Your task is to print all of the data word for word.

## Begin Exercise material

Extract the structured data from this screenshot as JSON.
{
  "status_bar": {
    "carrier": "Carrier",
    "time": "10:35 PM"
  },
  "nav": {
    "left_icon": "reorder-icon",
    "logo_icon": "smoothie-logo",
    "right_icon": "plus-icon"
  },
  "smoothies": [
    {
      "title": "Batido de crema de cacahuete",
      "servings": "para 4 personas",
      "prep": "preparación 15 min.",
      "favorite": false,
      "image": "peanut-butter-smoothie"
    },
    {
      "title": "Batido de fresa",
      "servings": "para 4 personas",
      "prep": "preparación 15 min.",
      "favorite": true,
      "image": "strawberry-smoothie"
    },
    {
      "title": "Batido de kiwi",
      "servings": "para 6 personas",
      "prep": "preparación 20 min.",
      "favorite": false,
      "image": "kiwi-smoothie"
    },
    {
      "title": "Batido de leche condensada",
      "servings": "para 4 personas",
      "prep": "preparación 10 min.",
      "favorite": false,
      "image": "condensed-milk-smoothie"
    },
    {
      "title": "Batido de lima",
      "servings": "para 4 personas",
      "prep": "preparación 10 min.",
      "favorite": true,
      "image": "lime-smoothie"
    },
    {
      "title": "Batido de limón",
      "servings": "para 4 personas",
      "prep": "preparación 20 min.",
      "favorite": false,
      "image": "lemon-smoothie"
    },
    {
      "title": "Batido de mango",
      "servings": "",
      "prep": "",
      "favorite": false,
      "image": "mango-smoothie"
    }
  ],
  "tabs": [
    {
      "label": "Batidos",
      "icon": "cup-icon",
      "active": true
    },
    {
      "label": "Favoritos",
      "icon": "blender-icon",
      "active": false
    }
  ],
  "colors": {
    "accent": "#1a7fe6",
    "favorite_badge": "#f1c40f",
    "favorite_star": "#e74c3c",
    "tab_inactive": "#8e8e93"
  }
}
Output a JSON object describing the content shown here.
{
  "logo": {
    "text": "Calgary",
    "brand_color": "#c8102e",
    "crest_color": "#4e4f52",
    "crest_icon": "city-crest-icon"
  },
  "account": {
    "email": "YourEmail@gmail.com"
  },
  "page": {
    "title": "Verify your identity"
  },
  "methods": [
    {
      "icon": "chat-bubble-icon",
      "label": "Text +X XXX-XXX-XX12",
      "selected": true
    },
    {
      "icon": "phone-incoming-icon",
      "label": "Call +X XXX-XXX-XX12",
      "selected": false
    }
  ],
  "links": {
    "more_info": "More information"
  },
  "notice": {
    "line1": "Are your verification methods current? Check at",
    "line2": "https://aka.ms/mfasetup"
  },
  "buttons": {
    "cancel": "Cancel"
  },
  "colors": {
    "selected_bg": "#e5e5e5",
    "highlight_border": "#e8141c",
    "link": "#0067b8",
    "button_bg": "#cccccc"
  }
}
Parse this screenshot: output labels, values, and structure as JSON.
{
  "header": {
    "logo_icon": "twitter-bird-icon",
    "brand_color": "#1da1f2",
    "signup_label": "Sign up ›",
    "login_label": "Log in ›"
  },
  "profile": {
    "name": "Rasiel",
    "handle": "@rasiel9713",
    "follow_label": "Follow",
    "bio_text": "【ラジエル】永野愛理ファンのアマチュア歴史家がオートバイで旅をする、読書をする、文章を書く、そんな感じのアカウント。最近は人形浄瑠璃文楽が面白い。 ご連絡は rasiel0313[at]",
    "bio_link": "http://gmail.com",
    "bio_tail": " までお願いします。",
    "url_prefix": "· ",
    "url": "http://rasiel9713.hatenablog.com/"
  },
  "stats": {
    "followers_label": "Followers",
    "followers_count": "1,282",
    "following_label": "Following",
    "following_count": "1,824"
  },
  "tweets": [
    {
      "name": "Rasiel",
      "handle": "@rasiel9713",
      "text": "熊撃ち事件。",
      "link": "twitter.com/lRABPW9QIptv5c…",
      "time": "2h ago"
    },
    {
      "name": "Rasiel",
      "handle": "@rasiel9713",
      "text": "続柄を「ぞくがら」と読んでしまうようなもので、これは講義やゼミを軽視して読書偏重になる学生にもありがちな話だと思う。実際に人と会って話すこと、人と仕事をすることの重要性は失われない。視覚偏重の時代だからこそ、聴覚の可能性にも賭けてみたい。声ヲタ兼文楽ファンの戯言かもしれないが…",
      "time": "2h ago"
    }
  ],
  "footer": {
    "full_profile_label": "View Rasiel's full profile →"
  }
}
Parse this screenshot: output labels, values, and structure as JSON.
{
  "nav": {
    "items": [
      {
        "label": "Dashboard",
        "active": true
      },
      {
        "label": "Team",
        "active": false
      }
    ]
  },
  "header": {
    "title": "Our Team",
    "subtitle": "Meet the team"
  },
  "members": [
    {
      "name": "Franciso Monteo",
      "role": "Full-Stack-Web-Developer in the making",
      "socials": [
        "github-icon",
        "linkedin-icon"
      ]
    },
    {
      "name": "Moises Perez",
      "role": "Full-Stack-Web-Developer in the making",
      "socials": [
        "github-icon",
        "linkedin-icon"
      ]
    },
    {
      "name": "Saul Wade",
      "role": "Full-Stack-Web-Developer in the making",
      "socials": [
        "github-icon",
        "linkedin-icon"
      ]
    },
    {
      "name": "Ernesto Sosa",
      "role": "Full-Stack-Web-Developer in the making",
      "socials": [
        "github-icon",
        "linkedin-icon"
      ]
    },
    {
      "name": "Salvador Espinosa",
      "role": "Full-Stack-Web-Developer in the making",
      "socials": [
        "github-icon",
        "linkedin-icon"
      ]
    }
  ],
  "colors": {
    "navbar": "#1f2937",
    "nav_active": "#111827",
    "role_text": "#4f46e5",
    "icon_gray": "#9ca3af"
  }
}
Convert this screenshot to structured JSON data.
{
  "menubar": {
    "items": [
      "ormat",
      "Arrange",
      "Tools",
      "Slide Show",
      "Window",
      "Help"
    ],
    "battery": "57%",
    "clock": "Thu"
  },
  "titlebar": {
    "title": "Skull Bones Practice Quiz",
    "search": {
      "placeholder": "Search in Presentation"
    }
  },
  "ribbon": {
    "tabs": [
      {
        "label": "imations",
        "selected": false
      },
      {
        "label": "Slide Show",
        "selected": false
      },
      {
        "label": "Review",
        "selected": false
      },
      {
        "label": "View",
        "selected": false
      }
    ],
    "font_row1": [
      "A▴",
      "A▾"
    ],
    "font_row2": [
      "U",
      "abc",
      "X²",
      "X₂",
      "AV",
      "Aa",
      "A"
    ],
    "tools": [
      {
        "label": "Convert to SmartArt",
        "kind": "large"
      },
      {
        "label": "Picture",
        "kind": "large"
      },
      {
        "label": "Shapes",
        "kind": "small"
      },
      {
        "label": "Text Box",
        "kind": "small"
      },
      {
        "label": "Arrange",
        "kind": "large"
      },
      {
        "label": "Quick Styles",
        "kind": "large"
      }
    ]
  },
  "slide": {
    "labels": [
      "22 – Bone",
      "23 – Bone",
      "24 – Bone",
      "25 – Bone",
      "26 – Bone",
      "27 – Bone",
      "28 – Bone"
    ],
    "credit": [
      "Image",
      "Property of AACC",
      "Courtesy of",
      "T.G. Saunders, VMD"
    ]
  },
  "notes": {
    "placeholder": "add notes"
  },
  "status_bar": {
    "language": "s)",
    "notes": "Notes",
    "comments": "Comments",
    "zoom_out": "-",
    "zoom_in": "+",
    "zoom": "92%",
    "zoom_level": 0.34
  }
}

## End Exercise material

* Correct answer
Extract the structured data from this screenshot as JSON.
{
  "status_bar": {
    "carrier": "Carrier",
    "time": "10:35 PM"
  },
  "nav": {
    "left_icon": "reorder-icon",
    "logo_icon": "smoothie-logo",
    "right_icon": "plus-icon"
  },
  "smoothies": [
    {
      "title": "Batido de crema de cacahuete",
      "servings": "para 4 personas",
      "prep": "preparación 15 min.",
      "favorite": false,
      "image": "peanut-butter-smoothie"
    },
    {
      "title": "Batido de fresa",
      "servings": "para 4 personas",
      "prep": "preparación 15 min.",
      "favorite": true,
      "image": "strawberry-smoothie"
    },
    {
      "title": "Batido de kiwi",
      "servings": "para 6 personas",
      "prep": "preparación 20 min.",
      "favorite": false,
      "image": "kiwi-smoothie"
    },
    {
      "title": "Batido de leche condensada",
      "servings": "para 4 personas",
      "prep": "preparación 10 min.",
      "favorite": false,
      "image": "condensed-milk-smoothie"
    },
    {
      "title": "Batido de lima",
      "servings": "para 4 personas",
      "prep": "preparación 10 min.",
      "favorite": true,
      "image": "lime-smoothie"
    },
    {
      "title": "Batido de limón",
      "servings": "para 4 personas",
      "prep": "preparación 20 min.",
      "favorite": false,
      "image": "lemon-smoothie"
    },
    {
      "title": "Batido de mango",
      "servings": "",
      "prep": "",
      "favorite": false,
      "image": "mango-smoothie"
    }
  ],
  "tabs": [
    {
      "label": "Batidos",
      "icon": "cup-icon",
      "active": true
    },
    {
      "label": "Favoritos",
      "icon": "blender-icon",
      "active": false
    }
  ],
  "colors": {
    "accent": "#1a7fe6",
    "favorite_badge": "#f1c40f",
    "favorite_star": "#e74c3c",
    "tab_inactive": "#8e8e93"
  }
}
Output a JSON object describing the content shown here.
{
  "logo": {
    "text": "Calgary",
    "brand_color": "#c8102e",
    "crest_color": "#4e4f52",
    "crest_icon": "city-crest-icon"
  },
  "account": {
    "email": "YourEmail@gmail.com"
  },
  "page": {
    "title": "Verify your identity"
  },
  "methods": [
    {
      "icon": "chat-bubble-icon",
      "label": "Text +X XXX-XXX-XX12",
      "selected": true
    },
    {
      "icon": "phone-incoming-icon",
      "label": "Call +X XXX-XXX-XX12",
      "selected": false
    }
  ],
  "links": {
    "more_info": "More information"
  },
  "notice": {
    "line1": "Are your verification methods current? Check at",
    "line2": "https://aka.ms/mfasetup"
  },
  "buttons": {
    "cancel": "Cancel"
  },
  "colors": {
    "selected_bg": "#e5e5e5",
    "highlight_border": "#e8141c",
    "link": "#0067b8",
    "button_bg": "#cccccc"
  }
}
Parse this screenshot: output labels, values, and structure as JSON.
{
  "header": {
    "logo_icon": "twitter-bird-icon",
    "brand_color": "#1da1f2",
    "signup_label": "Sign up ›",
    "login_label": "Log in ›"
  },
  "profile": {
    "name": "Rasiel",
    "handle": "@rasiel9713",
    "follow_label": "Follow",
    "bio_text": "【ラジエル】永野愛理ファンのアマチュア歴史家がオートバイで旅をする、読書をする、文章を書く、そんな感じのアカウント。最近は人形浄瑠璃文楽が面白い。 ご連絡は rasiel0313[at]",
    "bio_link": "http://gmail.com",
    "bio_tail": " までお願いします。",
    "url_prefix": "· ",
    "url": "http://rasiel9713.hatenablog.com/"
  },
  "stats": {
    "followers_label": "Followers",
    "followers_count": "1,282",
    "following_label": "Following",
    "following_count": "1,824"
  },
  "tweets": [
    {
      "name": "Rasiel",
      "handle": "@rasiel9713",
      "text": "熊撃ち事件。",
      "link": "twitter.com/lRABPW9QIptv5c…",
      "time": "2h ago"
    },
    {
      "name": "Rasiel",
      "handle": "@rasiel9713",
      "text": "続柄を「ぞくがら」と読んでしまうようなもので、これは講義やゼミを軽視して読書偏重になる学生にもありがちな話だと思う。実際に人と会って話すこと、人と仕事をすることの重要性は失われない。視覚偏重の時代だからこそ、聴覚の可能性にも賭けてみたい。声ヲタ兼文楽ファンの戯言かもしれないが…",
      "time": "2h ago"
    }
  ],
  "footer": {
    "full_profile_label": "View Rasiel's full profile →"
  }
}
Parse this screenshot: output labels, values, and structure as JSON.
{
  "nav": {
    "items": [
      {
        "label": "Dashboard",
        "active": true
      },
      {
        "label": "Team",
        "active": false
      }
    ]
  },
  "header": {
    "title": "Our Team",
    "subtitle": "Meet the team"
  },
  "members": [
    {
      "name": "Franciso Monteo",
      "role": "Full-Stack-Web-Developer in the making",
      "socials": [
        "github-icon",
        "linkedin-icon"
      ]
    },
    {
      "name": "Moises Perez",
      "role": "Full-Stack-Web-Developer in the making",
      "socials": [
        "github-icon",
        "linkedin-icon"
      ]
    },
    {
      "name": "Saul Wade",
      "role": "Full-Stack-Web-Developer in the making",
      "socials": [
        "github-icon",
        "linkedin-icon"
      ]
    },
    {
      "name": "Ernesto Sosa",
      "role": "Full-Stack-Web-Developer in the making",
      "socials": [
        "github-icon",
        "linkedin-icon"
      ]
    },
    {
      "name": "Salvador Espinosa",
      "role": "Full-Stack-Web-Developer in the making",
      "socials": [
        "github-icon",
        "linkedin-icon"
      ]
    }
  ],
  "colors": {
    "navbar": "#1f2937",
    "nav_active": "#111827",
    "role_text": "#4f46e5",
    "icon_gray": "#9ca3af"
  }
}
Convert this screenshot to structured JSON data.
{
  "menubar": {
    "items": [
      "ormat",
      "Arrange",
      "Tools",
      "Slide Show",
      "Window",
      "Help"
    ],
    "battery": "57%",
    "clock": "Thu"
  },
  "titlebar": {
    "title": "Skull Bones Practice Quiz",
    "search": {
      "placeholder": "Search in Presentation"
    }
  },
  "ribbon": {
    "tabs": [
      {
        "label": "imations",
        "selected": false
      },
      {
        "label": "Slide Show",
        "selected": false
      },
      {
        "label": "Review",
        "selected": false
      },
      {
        "label": "View",
        "selected": false
      }
    ],
    "font_row1": [
      "A▴",
      "A▾"
    ],
    "font_row2": [
      "U",
      "abc",
      "X²",
      "X₂",
      "AV",
      "Aa",
      "A"
    ],
    "tools": [
      {
        "label": "Convert to SmartArt",
        "kind": "large"
      },
      {
        "label": "Picture",
        "kind": "large"
      },
      {
        "label": "Shapes",
        "kind": "small"
      },
      {
        "label": "Text Box",
        "kind": "small"
      },
      {
        "label": "Arrange",
        "kind": "large"
      },
      {
        "label": "Quick Styles",
        "kind": "large"
      }
    ]
  },
  "slide": {
    "labels": [
      "22 – Bone",
      "23 – Bone",
      "24 – Bone",
      "25 – Bone",
      "26 – Bone",
      "27 – Bone",
      "28 – Bone"
    ],
    "credit": [
      "Image",
      "Property of AACC",
      "Courtesy of",
      "T.G. Saunders, VMD"
    ]
  },
  "notes": {
    "placeholder": "add notes"
  },
  "status_bar": {
    "language": "s)",
    "notes": "Notes",
    "comments": "Comments",
    "zoom_out": "-",
    "zoom_in": "+",
    "zoom": "92%",
    "zoom_level": 0.34
  }
}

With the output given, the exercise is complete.